- [WHAT IS REQUIRED]:
Among the lines below, list those containing the string "series".

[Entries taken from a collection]

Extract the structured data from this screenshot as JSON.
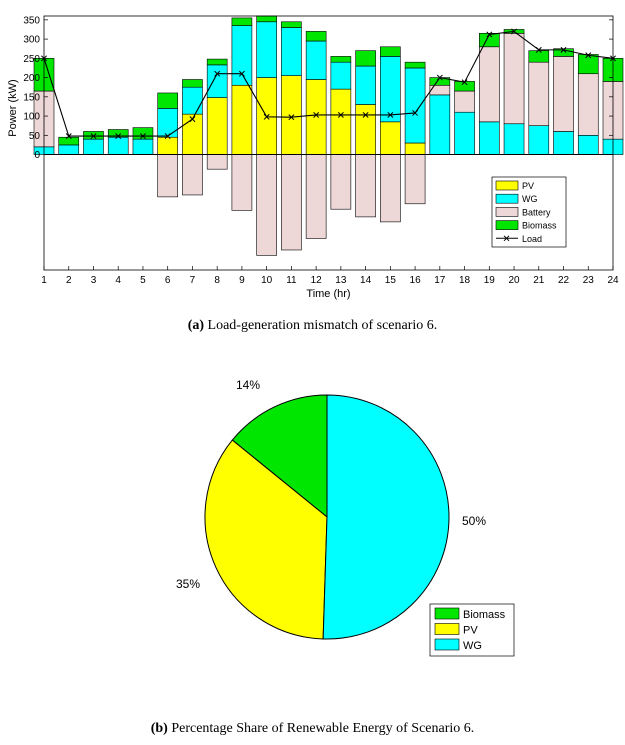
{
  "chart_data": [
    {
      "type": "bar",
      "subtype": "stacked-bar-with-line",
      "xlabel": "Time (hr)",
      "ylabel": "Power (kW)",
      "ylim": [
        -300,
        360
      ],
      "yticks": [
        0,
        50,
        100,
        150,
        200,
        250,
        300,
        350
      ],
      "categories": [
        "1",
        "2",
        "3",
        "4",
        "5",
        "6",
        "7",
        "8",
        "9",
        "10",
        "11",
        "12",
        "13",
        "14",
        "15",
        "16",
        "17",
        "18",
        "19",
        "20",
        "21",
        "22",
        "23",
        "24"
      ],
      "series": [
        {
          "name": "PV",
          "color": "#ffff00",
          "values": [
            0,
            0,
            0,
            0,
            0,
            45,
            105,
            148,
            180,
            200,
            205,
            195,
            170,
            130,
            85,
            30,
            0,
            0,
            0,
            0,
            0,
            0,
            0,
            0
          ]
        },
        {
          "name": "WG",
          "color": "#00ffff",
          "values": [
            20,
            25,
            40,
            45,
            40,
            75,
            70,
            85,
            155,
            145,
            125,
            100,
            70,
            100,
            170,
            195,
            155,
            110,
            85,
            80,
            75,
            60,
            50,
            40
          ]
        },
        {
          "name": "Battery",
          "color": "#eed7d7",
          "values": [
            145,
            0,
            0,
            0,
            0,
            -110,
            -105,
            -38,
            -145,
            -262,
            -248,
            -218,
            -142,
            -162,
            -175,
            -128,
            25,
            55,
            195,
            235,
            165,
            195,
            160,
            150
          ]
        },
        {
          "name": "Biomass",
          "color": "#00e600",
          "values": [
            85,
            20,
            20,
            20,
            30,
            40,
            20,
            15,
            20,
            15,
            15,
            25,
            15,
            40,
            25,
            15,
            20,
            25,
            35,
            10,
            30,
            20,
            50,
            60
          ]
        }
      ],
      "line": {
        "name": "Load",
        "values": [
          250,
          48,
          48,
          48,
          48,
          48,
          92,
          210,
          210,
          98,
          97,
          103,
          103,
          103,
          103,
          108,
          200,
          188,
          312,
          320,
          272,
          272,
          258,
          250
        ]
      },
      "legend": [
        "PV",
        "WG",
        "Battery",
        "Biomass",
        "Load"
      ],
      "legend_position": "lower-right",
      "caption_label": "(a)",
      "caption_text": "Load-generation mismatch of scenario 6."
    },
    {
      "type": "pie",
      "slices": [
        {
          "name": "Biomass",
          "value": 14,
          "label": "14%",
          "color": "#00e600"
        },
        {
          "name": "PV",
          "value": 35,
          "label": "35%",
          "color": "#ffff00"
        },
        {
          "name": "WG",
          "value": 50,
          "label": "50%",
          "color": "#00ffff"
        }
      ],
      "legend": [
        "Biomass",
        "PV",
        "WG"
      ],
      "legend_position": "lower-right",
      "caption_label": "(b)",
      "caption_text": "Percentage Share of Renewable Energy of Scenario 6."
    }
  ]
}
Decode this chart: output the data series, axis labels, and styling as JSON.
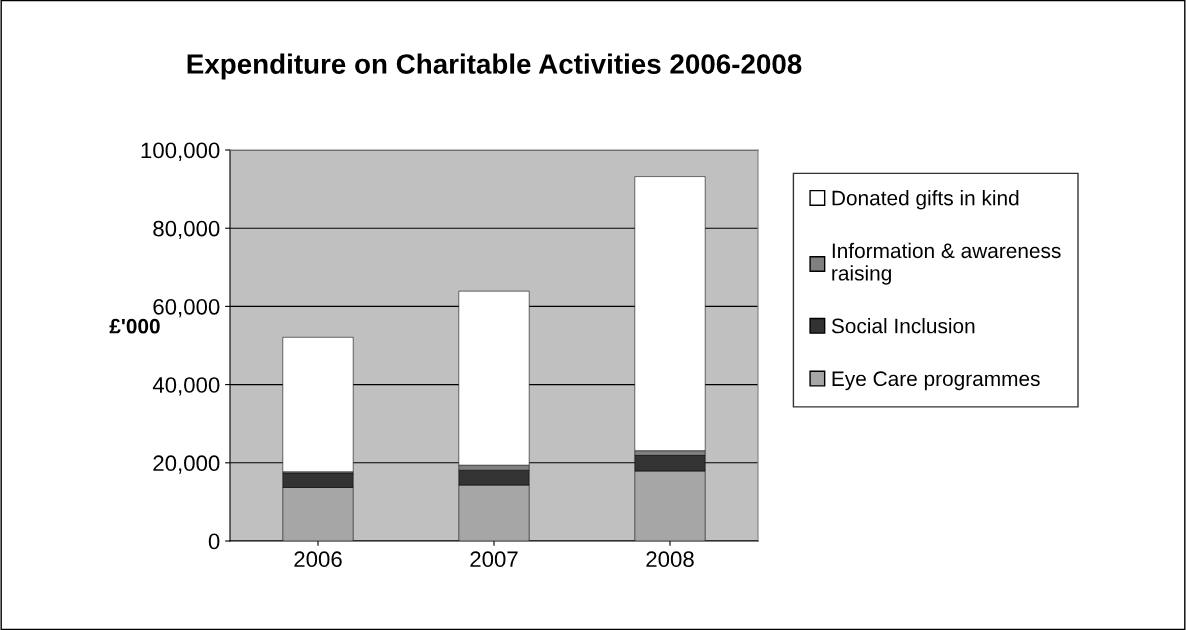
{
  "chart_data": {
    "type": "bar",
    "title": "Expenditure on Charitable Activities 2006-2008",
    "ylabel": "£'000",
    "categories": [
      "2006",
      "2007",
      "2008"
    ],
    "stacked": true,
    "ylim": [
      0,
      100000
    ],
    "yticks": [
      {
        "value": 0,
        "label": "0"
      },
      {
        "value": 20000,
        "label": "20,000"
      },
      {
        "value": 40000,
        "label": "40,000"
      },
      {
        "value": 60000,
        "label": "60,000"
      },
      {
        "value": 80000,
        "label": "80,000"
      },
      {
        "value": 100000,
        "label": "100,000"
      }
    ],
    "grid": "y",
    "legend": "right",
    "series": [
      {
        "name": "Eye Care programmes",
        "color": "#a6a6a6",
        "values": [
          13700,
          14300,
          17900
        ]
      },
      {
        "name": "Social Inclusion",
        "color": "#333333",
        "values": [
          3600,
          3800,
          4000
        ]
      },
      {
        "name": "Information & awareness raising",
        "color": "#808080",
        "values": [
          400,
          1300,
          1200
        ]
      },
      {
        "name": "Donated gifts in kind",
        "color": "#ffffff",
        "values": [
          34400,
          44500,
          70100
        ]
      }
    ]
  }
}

--

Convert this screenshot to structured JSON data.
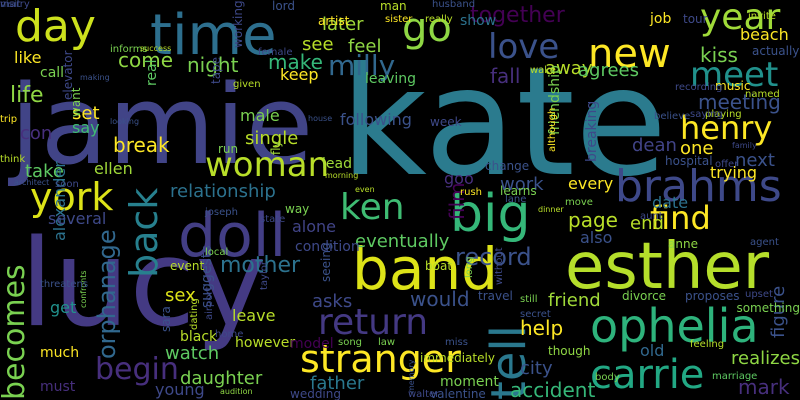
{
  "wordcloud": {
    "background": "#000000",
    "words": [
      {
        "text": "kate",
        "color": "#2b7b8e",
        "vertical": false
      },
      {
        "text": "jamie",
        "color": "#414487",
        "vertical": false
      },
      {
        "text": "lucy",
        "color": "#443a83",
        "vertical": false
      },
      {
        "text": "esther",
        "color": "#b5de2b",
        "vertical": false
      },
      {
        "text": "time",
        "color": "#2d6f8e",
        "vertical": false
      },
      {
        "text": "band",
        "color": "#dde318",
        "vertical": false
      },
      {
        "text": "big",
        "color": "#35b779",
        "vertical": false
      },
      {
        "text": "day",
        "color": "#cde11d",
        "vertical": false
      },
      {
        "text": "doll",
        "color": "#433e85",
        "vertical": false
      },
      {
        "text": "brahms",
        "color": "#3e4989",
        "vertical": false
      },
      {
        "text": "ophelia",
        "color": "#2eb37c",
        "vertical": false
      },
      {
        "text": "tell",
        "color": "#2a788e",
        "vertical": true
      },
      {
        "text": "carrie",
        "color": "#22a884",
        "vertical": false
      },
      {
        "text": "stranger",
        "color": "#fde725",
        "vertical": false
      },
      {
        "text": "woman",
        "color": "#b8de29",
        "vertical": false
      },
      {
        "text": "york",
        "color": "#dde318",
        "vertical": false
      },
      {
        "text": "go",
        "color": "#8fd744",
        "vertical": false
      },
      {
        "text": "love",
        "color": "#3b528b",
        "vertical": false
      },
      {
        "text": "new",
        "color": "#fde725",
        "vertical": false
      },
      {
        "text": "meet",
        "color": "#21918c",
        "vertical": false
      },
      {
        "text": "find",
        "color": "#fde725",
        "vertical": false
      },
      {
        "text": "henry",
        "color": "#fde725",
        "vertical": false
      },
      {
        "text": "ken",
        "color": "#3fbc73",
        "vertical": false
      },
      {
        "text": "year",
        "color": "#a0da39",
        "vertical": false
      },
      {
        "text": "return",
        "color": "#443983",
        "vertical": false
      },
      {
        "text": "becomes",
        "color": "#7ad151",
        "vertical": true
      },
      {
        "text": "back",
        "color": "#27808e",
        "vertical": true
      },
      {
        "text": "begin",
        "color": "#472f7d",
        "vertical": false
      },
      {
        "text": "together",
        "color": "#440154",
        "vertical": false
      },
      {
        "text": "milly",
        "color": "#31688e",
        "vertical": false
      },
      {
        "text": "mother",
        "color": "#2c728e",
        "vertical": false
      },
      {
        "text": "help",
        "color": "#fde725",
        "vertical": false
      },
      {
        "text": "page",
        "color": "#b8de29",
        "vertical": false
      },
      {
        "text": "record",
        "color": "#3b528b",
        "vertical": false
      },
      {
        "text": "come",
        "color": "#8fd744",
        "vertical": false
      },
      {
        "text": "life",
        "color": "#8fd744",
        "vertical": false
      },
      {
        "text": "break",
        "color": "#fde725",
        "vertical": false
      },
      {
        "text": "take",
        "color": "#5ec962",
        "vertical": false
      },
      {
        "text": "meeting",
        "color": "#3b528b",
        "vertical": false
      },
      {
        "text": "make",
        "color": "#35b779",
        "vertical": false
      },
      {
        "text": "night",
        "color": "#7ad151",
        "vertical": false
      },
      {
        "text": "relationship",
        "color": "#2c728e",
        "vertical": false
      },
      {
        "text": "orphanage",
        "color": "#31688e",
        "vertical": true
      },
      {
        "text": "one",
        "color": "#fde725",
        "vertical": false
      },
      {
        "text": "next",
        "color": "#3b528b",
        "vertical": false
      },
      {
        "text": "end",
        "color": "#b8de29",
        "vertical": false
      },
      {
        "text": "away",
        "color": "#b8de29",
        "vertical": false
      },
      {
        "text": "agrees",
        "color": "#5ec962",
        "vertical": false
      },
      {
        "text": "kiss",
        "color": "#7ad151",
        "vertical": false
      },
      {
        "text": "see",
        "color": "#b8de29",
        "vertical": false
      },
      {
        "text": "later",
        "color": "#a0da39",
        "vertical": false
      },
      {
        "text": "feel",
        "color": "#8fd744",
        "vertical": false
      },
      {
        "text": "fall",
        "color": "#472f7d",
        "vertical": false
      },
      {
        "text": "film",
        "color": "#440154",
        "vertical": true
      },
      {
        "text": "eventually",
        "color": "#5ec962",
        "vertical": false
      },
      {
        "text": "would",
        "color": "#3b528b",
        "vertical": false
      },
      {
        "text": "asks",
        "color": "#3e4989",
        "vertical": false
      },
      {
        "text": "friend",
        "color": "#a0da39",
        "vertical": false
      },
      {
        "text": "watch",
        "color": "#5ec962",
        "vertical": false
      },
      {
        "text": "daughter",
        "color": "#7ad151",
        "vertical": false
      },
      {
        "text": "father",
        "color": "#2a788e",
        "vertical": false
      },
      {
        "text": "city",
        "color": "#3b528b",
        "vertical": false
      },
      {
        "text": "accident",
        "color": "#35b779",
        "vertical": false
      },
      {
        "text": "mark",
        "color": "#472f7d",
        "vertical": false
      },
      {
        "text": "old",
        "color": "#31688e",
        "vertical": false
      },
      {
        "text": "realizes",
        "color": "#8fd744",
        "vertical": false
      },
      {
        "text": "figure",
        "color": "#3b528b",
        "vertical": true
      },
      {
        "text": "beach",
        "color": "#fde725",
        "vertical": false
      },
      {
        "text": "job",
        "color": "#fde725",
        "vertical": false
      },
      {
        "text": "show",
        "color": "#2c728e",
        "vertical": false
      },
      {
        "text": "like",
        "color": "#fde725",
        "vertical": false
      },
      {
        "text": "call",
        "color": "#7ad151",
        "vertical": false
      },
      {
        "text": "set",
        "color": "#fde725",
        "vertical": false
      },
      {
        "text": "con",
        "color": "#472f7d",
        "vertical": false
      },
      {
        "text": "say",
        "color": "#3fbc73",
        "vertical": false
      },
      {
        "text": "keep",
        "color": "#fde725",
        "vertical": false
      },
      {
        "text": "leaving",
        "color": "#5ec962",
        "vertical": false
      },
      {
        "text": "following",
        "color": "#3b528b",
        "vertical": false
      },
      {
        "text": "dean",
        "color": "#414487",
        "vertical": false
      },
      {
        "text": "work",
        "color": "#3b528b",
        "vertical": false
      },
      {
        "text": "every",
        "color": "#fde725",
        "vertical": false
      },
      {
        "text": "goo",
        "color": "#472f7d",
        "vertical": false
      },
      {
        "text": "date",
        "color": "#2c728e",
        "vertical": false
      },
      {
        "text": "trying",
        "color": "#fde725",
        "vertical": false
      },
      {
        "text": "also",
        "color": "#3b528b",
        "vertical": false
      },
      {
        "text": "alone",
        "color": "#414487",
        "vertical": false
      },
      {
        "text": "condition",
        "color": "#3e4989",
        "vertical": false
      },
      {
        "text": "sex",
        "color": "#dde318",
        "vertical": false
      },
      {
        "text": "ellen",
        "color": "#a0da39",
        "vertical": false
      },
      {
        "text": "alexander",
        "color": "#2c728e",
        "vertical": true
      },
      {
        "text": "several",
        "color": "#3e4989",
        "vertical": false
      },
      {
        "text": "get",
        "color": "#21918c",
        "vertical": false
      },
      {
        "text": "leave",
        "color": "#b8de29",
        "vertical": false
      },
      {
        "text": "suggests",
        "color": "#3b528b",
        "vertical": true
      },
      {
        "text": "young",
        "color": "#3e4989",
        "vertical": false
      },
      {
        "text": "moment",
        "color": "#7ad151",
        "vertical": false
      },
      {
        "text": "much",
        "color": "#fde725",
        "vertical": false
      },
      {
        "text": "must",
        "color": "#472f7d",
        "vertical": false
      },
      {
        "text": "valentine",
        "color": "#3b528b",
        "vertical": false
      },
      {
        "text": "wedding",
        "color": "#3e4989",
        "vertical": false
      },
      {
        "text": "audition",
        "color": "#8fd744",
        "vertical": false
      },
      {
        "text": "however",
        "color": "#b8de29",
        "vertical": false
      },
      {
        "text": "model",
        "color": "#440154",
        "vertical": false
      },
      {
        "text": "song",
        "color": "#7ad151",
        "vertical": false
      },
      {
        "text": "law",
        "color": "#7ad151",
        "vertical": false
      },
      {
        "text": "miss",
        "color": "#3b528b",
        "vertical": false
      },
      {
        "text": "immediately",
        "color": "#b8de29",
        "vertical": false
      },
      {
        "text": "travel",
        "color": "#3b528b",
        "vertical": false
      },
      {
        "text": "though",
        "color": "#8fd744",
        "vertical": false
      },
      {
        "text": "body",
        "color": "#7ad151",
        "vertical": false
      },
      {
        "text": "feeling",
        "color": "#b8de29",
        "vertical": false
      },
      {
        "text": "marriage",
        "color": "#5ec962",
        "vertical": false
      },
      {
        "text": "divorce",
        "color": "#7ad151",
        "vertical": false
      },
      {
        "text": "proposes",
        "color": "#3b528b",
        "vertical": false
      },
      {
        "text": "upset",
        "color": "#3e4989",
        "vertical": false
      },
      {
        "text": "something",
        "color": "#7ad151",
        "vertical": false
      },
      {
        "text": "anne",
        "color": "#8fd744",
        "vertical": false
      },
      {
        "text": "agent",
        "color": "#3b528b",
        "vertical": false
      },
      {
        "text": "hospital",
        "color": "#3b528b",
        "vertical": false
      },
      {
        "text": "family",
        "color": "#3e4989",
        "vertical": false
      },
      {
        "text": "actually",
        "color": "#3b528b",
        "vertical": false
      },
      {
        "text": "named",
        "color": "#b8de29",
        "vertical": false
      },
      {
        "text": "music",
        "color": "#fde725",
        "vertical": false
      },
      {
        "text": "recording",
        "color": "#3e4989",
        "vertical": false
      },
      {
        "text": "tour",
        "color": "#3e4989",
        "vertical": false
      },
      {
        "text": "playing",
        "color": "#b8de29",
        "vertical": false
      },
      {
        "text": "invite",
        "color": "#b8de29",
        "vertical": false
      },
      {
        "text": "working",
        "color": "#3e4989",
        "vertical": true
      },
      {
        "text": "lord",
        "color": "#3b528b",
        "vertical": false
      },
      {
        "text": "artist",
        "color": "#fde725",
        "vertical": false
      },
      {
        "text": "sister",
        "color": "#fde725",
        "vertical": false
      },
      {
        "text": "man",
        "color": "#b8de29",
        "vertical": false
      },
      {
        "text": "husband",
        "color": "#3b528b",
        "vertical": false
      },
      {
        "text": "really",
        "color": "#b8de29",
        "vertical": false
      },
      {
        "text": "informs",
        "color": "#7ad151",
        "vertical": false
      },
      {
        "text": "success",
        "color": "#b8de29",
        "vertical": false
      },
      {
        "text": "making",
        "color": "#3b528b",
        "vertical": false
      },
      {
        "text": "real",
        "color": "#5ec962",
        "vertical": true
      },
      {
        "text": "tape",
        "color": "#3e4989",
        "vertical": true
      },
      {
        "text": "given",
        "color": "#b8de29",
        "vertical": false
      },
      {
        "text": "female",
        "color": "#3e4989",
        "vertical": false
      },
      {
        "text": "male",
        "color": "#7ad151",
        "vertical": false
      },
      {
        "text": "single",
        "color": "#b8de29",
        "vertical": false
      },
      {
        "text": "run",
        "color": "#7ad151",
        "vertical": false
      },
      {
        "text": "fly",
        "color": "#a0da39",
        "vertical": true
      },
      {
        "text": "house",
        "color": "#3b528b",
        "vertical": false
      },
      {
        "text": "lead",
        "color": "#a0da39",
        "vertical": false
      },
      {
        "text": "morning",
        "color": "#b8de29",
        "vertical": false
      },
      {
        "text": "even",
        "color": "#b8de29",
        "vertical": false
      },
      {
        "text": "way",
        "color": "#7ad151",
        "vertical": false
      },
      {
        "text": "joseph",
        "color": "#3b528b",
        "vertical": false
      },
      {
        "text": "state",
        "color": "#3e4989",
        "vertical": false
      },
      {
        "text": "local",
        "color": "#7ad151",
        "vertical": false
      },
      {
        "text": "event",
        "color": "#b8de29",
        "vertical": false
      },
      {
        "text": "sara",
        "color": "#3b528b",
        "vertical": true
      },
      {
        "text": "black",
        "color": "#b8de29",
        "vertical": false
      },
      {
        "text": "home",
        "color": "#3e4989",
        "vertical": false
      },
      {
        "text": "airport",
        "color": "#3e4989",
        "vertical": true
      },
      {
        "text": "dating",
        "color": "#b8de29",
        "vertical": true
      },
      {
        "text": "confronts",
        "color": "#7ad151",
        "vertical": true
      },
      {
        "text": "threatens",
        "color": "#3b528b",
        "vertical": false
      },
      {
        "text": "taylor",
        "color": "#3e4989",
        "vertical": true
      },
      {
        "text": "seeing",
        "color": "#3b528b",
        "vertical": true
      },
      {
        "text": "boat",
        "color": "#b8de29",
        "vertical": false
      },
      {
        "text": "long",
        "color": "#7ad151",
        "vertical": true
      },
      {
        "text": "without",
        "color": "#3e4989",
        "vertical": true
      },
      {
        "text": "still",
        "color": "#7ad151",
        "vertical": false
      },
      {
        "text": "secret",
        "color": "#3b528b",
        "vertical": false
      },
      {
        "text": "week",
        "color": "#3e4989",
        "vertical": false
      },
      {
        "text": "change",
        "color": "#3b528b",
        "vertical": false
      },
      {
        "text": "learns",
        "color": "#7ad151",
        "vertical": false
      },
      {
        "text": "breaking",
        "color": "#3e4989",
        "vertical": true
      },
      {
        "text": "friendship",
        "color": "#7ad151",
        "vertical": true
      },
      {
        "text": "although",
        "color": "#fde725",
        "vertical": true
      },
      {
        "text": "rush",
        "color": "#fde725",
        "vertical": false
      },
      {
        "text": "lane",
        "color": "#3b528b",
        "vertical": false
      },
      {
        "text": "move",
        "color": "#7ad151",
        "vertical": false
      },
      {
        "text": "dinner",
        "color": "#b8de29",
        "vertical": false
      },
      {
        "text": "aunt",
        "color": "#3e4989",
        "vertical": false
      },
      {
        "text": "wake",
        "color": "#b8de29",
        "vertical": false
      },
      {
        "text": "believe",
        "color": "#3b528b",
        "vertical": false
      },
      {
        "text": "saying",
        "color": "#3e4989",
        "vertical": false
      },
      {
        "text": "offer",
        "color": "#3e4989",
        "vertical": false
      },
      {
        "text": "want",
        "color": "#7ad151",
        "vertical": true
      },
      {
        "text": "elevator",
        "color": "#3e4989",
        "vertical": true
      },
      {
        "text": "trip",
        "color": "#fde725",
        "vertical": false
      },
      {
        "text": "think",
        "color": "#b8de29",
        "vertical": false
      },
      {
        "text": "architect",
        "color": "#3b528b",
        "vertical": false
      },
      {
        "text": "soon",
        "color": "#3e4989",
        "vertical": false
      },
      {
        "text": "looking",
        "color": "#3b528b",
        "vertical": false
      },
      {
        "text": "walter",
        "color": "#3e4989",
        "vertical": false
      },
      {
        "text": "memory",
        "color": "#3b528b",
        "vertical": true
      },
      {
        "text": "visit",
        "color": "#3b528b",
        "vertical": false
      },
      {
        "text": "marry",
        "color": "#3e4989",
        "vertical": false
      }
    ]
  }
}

- [REPLY TO THE EXERCISE]:
      "series": [
Decode this chart: output the data series, axis labels, and styling as JSON.
    "series": [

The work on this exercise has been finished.